### OBJECTIVE
Gather all lines in the data that hold the string "China".

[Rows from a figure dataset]
------------
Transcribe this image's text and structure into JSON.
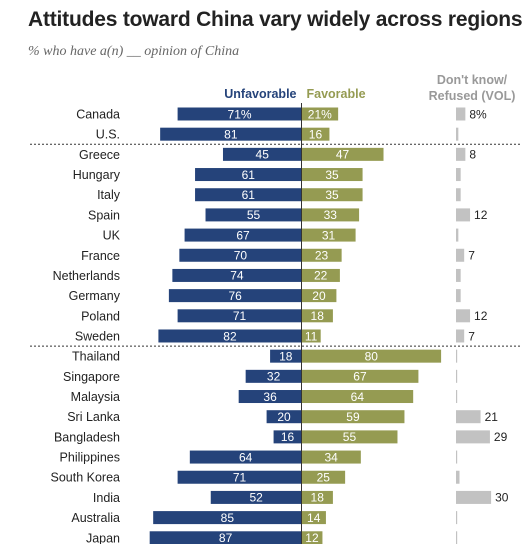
{
  "title": "Attitudes toward China vary widely across regions",
  "subtitle": "% who have a(n) __ opinion of China",
  "colors": {
    "unfavorable": "#25437a",
    "favorable": "#959b52",
    "dontknow": "#c2c2c2"
  },
  "chart_data": {
    "type": "bar",
    "series": [
      {
        "name": "Unfavorable",
        "values": [
          71,
          81,
          45,
          61,
          61,
          55,
          67,
          70,
          74,
          76,
          71,
          82,
          18,
          32,
          36,
          20,
          16,
          64,
          71,
          52,
          85,
          87
        ]
      },
      {
        "name": "Favorable",
        "values": [
          21,
          16,
          47,
          35,
          35,
          33,
          31,
          23,
          22,
          20,
          18,
          11,
          80,
          67,
          64,
          59,
          55,
          34,
          25,
          18,
          14,
          12
        ]
      },
      {
        "name": "Don't know/ Refused (VOL)",
        "values": [
          8,
          2,
          8,
          4,
          4,
          12,
          2,
          7,
          4,
          4,
          12,
          7,
          1,
          1,
          1,
          21,
          29,
          1,
          3,
          30,
          1,
          1
        ]
      }
    ],
    "categories": [
      "Canada",
      "U.S.",
      "Greece",
      "Hungary",
      "Italy",
      "Spain",
      "UK",
      "France",
      "Netherlands",
      "Germany",
      "Poland",
      "Sweden",
      "Thailand",
      "Singapore",
      "Malaysia",
      "Sri Lanka",
      "Bangladesh",
      "Philippines",
      "South Korea",
      "India",
      "Australia",
      "Japan"
    ],
    "unfavorable_labels": [
      "71%",
      "81",
      "45",
      "61",
      "61",
      "55",
      "67",
      "70",
      "74",
      "76",
      "71",
      "82",
      "18",
      "32",
      "36",
      "20",
      "16",
      "64",
      "71",
      "52",
      "85",
      "87"
    ],
    "favorable_labels": [
      "21%",
      "16",
      "47",
      "35",
      "35",
      "33",
      "31",
      "23",
      "22",
      "20",
      "18",
      "11",
      "80",
      "67",
      "64",
      "59",
      "55",
      "34",
      "25",
      "18",
      "14",
      "12"
    ],
    "dontknow_labels": [
      "8%",
      "",
      "8",
      "",
      "",
      "12",
      "",
      "7",
      "",
      "",
      "12",
      "7",
      "",
      "",
      "",
      "21",
      "29",
      "",
      "",
      "30",
      "",
      ""
    ],
    "legend": {
      "unfavorable": "Unfavorable",
      "favorable": "Favorable",
      "dontknow_line1": "Don't know/",
      "dontknow_line2": "Refused (VOL)"
    },
    "group_separators_after": [
      1,
      11
    ]
  }
}
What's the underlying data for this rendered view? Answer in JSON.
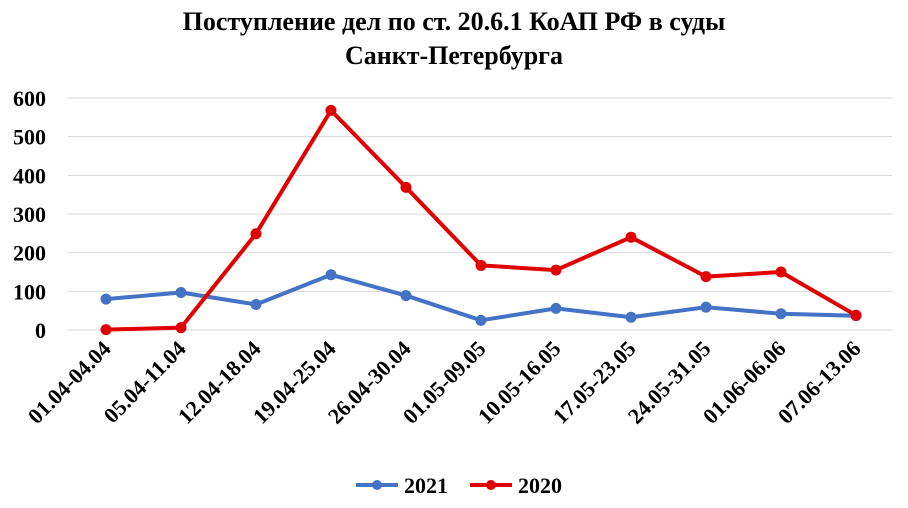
{
  "chart_data": {
    "type": "line",
    "title_lines": [
      "Поступление дел по ст. 20.6.1 КоАП РФ в суды",
      "Санкт-Петербурга"
    ],
    "xlabel": "",
    "ylabel": "",
    "categories": [
      "01.04-04.04",
      "05.04-11.04",
      "12.04-18.04",
      "19.04-25.04",
      "26.04-30.04",
      "01.05-09.05",
      "10.05-16.05",
      "17.05-23.05",
      "24.05-31.05",
      "01.06-06.06",
      "07.06-13.06"
    ],
    "series": [
      {
        "name": "2021",
        "color": "#4472c4",
        "values": [
          80,
          97,
          66,
          143,
          89,
          25,
          56,
          33,
          59,
          42,
          37
        ]
      },
      {
        "name": "2020",
        "color": "#e00000",
        "values": [
          1,
          6,
          249,
          568,
          369,
          167,
          155,
          240,
          138,
          150,
          38
        ]
      }
    ],
    "ylim": [
      0,
      600
    ],
    "yticks": [
      0,
      100,
      200,
      300,
      400,
      500,
      600
    ],
    "grid": true,
    "legend_position": "bottom-center"
  }
}
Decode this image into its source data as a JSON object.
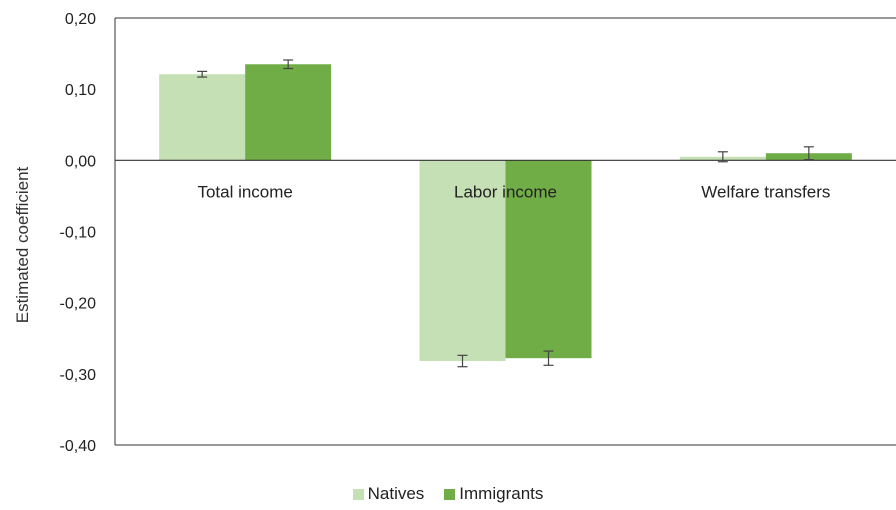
------------
### TASK ANSWER
  "title": "Attitudes toward China vary widely across regions",
  "subtitle": "% who have a(n) __ opinion of China",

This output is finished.